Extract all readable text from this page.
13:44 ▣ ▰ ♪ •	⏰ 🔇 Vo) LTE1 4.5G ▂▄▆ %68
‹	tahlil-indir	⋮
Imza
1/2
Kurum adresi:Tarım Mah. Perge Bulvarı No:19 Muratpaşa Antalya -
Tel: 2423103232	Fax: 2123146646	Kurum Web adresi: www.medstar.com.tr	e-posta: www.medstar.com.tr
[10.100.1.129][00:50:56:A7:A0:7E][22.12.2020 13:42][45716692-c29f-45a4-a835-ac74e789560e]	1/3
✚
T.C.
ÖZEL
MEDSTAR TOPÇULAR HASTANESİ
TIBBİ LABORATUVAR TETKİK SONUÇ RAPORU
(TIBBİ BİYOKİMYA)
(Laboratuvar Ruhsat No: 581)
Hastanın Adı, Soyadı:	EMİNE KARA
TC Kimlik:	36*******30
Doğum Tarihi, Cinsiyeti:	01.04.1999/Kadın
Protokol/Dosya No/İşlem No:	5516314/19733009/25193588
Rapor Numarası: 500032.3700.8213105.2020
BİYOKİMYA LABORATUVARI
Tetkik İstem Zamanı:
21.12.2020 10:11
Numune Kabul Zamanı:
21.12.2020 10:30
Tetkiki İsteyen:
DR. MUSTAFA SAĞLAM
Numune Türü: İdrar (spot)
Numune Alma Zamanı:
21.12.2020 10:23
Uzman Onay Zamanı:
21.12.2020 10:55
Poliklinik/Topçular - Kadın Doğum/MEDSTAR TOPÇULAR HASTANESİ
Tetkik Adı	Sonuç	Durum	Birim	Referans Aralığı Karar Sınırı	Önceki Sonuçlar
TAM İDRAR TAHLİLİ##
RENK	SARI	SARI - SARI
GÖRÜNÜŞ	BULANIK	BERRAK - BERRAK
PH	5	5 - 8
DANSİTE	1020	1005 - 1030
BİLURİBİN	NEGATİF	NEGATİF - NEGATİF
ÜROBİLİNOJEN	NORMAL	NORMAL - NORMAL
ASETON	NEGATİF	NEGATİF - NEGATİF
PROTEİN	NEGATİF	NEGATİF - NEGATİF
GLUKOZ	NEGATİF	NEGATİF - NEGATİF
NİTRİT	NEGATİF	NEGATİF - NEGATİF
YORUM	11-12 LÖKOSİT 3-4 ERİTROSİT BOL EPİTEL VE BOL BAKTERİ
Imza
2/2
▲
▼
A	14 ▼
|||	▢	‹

++++++++++++++++++++

**Set task**
Restate the data above word for word, please.

**Task solution**
Extract all readable text from this page.
13:44 ▣ ▰ ♪ •	⏰ 🔇 Vo) LTE1 4.5G ▂▄▆ %68
‹	tahlil-indir	⋮
Imza
1/2
Kurum adresi:Tarım Mah. Perge Bulvarı No:19 Muratpaşa Antalya -
Tel: 2423103232	Fax: 2123146646	Kurum Web adresi: www.medstar.com.tr	e-posta: www.medstar.com.tr
[10.100.1.129][00:50:56:A7:A0:7E][22.12.2020 13:42][45716692-c29f-45a4-a835-ac74e789560e]	1/3
✚
T.C.
ÖZEL
MEDSTAR TOPÇULAR HASTANESİ
TIBBİ LABORATUVAR TETKİK SONUÇ RAPORU
(TIBBİ BİYOKİMYA)
(Laboratuvar Ruhsat No: 581)
Hastanın Adı, Soyadı:	EMİNE KARA
TC Kimlik:	36*******30
Doğum Tarihi, Cinsiyeti:	01.04.1999/Kadın
Protokol/Dosya No/İşlem No:	5516314/19733009/25193588
Rapor Numarası: 500032.3700.8213105.2020
BİYOKİMYA LABORATUVARI
Tetkik İstem Zamanı:
21.12.2020 10:11
Numune Kabul Zamanı:
21.12.2020 10:30
Tetkiki İsteyen:
DR. MUSTAFA SAĞLAM
Numune Türü: İdrar (spot)
Numune Alma Zamanı:
21.12.2020 10:23
Uzman Onay Zamanı:
21.12.2020 10:55
Poliklinik/Topçular - Kadın Doğum/MEDSTAR TOPÇULAR HASTANESİ
Tetkik Adı	Sonuç	Durum	Birim	Referans Aralığı Karar Sınırı	Önceki Sonuçlar
TAM İDRAR TAHLİLİ##
RENK	SARI	SARI - SARI
GÖRÜNÜŞ	BULANIK	BERRAK - BERRAK
PH	5	5 - 8
DANSİTE	1020	1005 - 1030
BİLURİBİN	NEGATİF	NEGATİF - NEGATİF
ÜROBİLİNOJEN	NORMAL	NORMAL - NORMAL
ASETON	NEGATİF	NEGATİF - NEGATİF
PROTEİN	NEGATİF	NEGATİF - NEGATİF
GLUKOZ	NEGATİF	NEGATİF - NEGATİF
NİTRİT	NEGATİF	NEGATİF - NEGATİF
YORUM	11-12 LÖKOSİT 3-4 ERİTROSİT BOL EPİTEL VE BOL BAKTERİ
Imza
2/2
▲
▼
A	14 ▼
|||	▢	‹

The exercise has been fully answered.